What needs to be done: Determine how many lines carry the word "type". Output that number only.

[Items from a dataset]
■ ■ ■

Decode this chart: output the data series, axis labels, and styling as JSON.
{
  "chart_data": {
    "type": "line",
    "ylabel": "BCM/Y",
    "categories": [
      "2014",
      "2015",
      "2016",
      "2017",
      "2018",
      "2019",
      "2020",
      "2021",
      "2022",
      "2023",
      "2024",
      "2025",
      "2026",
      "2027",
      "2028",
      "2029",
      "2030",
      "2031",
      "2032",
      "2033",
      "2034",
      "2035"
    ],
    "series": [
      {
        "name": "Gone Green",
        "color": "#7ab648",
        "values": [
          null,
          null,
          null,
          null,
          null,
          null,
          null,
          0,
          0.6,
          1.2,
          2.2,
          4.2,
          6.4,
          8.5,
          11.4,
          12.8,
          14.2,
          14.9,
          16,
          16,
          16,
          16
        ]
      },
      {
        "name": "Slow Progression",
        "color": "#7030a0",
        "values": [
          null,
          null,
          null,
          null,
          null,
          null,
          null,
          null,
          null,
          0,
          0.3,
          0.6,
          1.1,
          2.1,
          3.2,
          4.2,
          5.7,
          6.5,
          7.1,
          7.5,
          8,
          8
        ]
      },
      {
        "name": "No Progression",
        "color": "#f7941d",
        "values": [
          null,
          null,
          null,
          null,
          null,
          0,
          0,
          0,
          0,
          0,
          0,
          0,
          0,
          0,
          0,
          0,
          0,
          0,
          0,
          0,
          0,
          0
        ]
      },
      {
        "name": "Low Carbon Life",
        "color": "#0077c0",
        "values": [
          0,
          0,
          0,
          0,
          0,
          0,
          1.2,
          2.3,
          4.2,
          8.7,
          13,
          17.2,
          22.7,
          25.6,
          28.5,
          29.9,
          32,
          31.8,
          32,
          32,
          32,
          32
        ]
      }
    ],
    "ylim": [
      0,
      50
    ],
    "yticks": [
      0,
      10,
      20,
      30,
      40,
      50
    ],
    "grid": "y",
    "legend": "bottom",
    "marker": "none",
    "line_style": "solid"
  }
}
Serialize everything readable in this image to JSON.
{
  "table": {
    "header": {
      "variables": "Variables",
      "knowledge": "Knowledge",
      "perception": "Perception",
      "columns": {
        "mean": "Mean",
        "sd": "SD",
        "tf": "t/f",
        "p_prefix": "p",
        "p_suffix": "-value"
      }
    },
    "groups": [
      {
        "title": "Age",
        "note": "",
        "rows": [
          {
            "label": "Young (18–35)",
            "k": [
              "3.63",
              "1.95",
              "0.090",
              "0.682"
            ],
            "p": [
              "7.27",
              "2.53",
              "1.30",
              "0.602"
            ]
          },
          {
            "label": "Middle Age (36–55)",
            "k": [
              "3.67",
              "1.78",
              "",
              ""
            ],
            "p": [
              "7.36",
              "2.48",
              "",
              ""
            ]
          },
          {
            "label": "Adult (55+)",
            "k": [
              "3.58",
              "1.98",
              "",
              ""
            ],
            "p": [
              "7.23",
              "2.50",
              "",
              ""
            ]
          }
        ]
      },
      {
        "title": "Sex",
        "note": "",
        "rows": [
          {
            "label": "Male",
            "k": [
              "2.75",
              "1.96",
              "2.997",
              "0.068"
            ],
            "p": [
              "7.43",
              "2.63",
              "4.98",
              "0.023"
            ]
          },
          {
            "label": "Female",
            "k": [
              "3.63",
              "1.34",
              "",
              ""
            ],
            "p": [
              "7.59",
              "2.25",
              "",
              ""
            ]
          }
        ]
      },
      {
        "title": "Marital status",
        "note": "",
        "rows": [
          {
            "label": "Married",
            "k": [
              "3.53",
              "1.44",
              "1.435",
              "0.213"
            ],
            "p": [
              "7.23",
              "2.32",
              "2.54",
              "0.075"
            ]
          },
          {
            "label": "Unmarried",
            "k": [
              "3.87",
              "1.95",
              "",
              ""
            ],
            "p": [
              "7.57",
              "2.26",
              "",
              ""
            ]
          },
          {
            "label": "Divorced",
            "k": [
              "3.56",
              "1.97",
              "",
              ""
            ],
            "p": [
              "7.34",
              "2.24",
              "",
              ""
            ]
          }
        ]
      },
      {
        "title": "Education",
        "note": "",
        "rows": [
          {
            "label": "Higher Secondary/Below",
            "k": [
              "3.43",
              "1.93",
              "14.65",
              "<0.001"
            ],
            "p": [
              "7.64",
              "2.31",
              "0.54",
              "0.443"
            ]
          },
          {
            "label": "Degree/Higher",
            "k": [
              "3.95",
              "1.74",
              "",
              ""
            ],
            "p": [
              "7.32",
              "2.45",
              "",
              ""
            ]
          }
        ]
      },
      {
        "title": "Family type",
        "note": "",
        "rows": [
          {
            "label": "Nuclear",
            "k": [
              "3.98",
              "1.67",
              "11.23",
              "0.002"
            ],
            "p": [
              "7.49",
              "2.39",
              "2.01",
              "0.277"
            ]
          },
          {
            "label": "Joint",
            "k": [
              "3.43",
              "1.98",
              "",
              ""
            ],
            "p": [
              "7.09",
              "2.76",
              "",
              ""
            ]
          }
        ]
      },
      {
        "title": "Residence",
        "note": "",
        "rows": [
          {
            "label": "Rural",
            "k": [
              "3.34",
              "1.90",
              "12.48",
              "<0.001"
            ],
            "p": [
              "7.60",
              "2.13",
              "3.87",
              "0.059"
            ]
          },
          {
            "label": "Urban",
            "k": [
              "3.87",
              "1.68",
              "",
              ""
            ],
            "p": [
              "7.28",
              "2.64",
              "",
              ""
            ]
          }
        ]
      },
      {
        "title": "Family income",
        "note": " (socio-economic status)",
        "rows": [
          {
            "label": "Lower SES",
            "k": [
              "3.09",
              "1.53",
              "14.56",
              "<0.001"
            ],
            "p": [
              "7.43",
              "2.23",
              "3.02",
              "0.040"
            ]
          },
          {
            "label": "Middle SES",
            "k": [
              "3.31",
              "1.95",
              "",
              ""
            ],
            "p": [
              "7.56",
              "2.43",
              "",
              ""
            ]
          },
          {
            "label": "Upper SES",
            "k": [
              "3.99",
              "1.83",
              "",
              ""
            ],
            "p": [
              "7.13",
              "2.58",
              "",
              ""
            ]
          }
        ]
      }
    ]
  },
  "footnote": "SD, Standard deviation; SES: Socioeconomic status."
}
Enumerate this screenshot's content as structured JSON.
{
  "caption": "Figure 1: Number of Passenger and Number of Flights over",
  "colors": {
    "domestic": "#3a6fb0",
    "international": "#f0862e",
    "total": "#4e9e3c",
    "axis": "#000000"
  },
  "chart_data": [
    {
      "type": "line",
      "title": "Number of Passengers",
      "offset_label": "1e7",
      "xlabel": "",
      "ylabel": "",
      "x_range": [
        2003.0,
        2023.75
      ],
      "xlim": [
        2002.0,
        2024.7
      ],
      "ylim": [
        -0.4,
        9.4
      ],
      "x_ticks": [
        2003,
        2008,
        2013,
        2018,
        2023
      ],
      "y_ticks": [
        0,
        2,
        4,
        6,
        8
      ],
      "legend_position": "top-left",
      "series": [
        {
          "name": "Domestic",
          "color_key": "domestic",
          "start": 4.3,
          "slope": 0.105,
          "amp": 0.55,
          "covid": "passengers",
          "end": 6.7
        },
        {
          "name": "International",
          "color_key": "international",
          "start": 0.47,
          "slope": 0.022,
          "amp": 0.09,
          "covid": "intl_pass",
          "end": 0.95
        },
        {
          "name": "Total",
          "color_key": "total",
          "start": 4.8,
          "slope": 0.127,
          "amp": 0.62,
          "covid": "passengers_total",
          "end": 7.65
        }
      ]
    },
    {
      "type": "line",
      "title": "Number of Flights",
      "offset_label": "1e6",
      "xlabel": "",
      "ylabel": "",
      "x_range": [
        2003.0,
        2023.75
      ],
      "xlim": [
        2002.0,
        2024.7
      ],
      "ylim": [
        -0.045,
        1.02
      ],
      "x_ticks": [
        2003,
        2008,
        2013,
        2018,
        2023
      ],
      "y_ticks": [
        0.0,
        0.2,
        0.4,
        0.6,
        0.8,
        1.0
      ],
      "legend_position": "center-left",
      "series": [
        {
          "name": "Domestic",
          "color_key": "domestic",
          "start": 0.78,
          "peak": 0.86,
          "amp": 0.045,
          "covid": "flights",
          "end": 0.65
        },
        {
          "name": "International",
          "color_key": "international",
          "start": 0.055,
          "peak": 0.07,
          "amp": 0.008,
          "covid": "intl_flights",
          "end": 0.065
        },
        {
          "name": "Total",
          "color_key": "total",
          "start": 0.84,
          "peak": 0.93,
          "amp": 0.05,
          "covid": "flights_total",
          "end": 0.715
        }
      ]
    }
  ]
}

■ ■ ■

Full response: 4